WORK TO COMPLETE
Tally the lines containing the word "JSON", and report the tally alone.

Figure collection entries
· · · · · · ·

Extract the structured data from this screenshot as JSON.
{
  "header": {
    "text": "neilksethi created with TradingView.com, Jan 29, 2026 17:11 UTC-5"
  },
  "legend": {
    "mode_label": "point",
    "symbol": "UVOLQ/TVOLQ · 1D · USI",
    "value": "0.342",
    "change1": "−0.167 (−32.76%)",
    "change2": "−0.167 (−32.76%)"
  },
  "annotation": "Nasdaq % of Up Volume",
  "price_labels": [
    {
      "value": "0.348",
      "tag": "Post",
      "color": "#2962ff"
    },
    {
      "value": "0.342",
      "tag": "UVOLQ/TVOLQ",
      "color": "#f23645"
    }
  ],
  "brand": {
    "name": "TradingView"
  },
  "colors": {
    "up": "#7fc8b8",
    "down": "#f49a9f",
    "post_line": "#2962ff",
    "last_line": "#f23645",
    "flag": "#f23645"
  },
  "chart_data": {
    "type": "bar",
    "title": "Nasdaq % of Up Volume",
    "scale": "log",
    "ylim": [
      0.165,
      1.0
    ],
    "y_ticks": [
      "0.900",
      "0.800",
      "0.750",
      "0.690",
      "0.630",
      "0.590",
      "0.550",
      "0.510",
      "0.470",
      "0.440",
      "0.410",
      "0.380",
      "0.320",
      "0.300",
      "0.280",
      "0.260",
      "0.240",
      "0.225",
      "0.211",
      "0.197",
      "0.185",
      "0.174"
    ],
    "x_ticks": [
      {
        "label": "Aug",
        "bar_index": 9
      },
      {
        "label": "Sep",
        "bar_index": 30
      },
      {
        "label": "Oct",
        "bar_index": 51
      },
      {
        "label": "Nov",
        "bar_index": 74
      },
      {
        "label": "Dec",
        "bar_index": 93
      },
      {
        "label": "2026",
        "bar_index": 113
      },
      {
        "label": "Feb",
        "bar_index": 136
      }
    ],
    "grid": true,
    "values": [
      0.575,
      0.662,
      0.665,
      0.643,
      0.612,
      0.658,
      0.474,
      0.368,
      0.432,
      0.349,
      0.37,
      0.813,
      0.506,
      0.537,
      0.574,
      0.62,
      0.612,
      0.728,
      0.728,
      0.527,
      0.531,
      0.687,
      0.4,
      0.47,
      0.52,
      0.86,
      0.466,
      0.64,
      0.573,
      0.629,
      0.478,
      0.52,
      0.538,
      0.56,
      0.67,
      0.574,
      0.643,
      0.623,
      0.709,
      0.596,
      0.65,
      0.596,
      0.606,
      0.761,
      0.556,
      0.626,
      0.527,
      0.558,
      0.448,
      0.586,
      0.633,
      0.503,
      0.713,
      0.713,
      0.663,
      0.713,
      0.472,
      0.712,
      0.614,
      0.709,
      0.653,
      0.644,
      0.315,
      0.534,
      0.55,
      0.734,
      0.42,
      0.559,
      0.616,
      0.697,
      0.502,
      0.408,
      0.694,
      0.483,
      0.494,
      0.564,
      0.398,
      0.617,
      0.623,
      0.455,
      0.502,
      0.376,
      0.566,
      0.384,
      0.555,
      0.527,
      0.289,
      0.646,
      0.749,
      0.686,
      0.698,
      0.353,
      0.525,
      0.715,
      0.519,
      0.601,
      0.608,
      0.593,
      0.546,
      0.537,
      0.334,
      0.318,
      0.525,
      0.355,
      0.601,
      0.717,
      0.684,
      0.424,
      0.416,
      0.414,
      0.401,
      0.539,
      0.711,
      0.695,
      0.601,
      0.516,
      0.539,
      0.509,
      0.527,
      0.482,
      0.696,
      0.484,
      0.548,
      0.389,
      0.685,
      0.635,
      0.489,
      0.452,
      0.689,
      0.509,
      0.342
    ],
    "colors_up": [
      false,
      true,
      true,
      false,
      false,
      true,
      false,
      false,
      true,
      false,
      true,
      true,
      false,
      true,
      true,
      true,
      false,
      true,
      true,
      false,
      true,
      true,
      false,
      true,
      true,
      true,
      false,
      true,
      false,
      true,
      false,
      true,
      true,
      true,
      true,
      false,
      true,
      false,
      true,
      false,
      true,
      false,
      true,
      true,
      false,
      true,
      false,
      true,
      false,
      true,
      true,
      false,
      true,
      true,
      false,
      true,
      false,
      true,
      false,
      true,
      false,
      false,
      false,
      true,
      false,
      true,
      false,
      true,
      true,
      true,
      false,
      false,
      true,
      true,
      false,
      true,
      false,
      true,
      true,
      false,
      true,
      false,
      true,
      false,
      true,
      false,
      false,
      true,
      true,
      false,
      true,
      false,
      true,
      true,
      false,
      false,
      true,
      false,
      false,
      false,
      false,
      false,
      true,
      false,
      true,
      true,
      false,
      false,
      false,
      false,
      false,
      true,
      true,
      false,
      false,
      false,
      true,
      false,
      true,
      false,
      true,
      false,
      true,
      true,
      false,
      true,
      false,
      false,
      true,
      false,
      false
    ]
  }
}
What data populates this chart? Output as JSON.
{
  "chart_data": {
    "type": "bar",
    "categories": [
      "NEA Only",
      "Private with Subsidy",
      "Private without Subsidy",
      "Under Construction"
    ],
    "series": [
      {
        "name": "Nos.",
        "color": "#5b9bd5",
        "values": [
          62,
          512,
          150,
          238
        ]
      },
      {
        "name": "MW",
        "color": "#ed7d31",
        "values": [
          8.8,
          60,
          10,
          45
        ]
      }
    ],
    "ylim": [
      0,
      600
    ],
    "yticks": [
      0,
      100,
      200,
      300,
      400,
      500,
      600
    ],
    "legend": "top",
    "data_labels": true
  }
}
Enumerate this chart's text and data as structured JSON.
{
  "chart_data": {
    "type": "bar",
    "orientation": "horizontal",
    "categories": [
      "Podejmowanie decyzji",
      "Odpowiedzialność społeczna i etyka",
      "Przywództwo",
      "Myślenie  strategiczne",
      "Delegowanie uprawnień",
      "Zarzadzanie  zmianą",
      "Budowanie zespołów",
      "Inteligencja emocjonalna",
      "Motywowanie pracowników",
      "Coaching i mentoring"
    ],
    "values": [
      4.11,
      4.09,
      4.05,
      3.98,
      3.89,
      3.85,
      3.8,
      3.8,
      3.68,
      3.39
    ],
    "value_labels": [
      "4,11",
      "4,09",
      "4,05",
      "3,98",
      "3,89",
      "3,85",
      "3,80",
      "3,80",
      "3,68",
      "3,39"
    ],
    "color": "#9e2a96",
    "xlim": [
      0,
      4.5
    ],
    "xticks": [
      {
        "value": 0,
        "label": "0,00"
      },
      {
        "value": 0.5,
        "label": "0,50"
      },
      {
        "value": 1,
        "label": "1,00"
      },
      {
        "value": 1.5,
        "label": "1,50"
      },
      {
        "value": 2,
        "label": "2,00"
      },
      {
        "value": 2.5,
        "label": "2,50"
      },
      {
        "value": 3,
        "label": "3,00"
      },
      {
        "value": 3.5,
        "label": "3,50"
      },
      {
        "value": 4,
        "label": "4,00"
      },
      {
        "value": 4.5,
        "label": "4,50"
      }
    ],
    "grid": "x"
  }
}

· · · · · · ·

RESULT
3